## [INPUT]
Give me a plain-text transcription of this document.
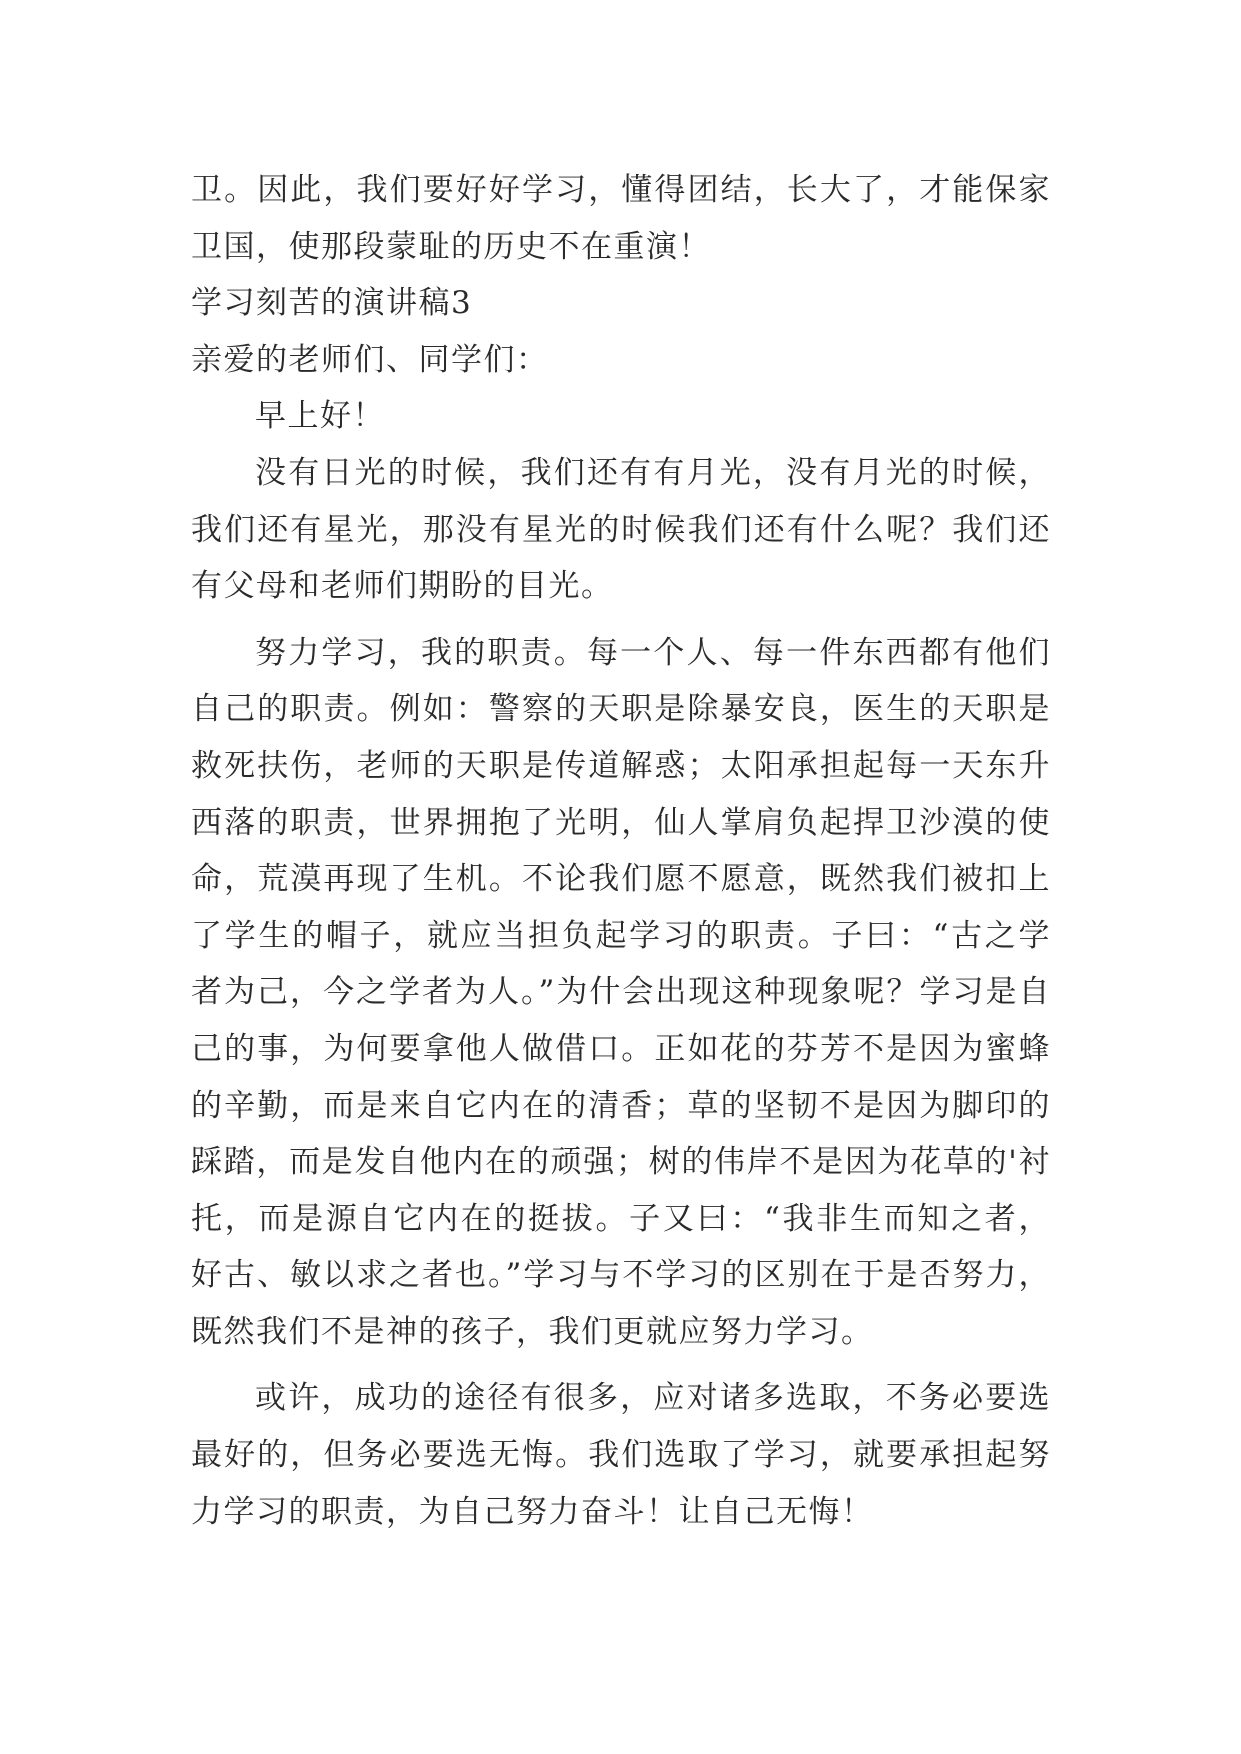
卫。因此，我们要好好学习，懂得团结，长大了，才能保家卫国，使那段蒙耻的历史不在重演！

学习刻苦的演讲稿3

亲爱的老师们、同学们：

早上好！

没有日光的时候，我们还有有月光，没有月光的时候，我们还有星光，那没有星光的时候我们还有什么呢？我们还有父母和老师们期盼的目光。

努力学习，我的职责。每一个人、每一件东西都有他们自己的职责。例如：警察的天职是除暴安良，医生的天职是救死扶伤，老师的天职是传道解惑；太阳承担起每一天东升西落的职责，世界拥抱了光明，仙人掌肩负起捍卫沙漠的使命，荒漠再现了生机。不论我们愿不愿意，既然我们被扣上了学生的帽子，就应当担负起学习的职责。子曰：“古之学者为己，今之学者为人。”为什会出现这种现象呢？学习是自己的事，为何要拿他人做借口。正如花的芬芳不是因为蜜蜂的辛勤，而是来自它内在的清香；草的坚韧不是因为脚印的踩踏，而是发自他内在的顽强；树的伟岸不是因为花草的'衬托，而是源自它内在的挺拔。子又曰：“我非生而知之者，好古、敏以求之者也。”学习与不学习的区别在于是否努力，既然我们不是神的孩子，我们更就应努力学习。

或许，成功的途径有很多，应对诸多选取，不务必要选最好的，但务必要选无悔。我们选取了学习，就要承担起努力学习的职责，为自己努力奋斗！让自己无悔！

## [WHAT YOU WILL DO]
Reproduce every entry exactly, but omit each picture.

## [THE OUTPUT]
Give me a plain-text transcription of this document.
卫。因此，我们要好好学习，懂得团结，长大了，才能保家卫国，使那段蒙耻的历史不在重演！

学习刻苦的演讲稿3

亲爱的老师们、同学们：

早上好！

没有日光的时候，我们还有有月光，没有月光的时候，我们还有星光，那没有星光的时候我们还有什么呢？我们还有父母和老师们期盼的目光。

努力学习，我的职责。每一个人、每一件东西都有他们自己的职责。例如：警察的天职是除暴安良，医生的天职是救死扶伤，老师的天职是传道解惑；太阳承担起每一天东升西落的职责，世界拥抱了光明，仙人掌肩负起捍卫沙漠的使命，荒漠再现了生机。不论我们愿不愿意，既然我们被扣上了学生的帽子，就应当担负起学习的职责。子曰：“古之学者为己，今之学者为人。”为什会出现这种现象呢？学习是自己的事，为何要拿他人做借口。正如花的芬芳不是因为蜜蜂的辛勤，而是来自它内在的清香；草的坚韧不是因为脚印的踩踏，而是发自他内在的顽强；树的伟岸不是因为花草的'衬托，而是源自它内在的挺拔。子又曰：“我非生而知之者，好古、敏以求之者也。”学习与不学习的区别在于是否努力，既然我们不是神的孩子，我们更就应努力学习。

或许，成功的途径有很多，应对诸多选取，不务必要选最好的，但务必要选无悔。我们选取了学习，就要承担起努力学习的职责，为自己努力奋斗！让自己无悔！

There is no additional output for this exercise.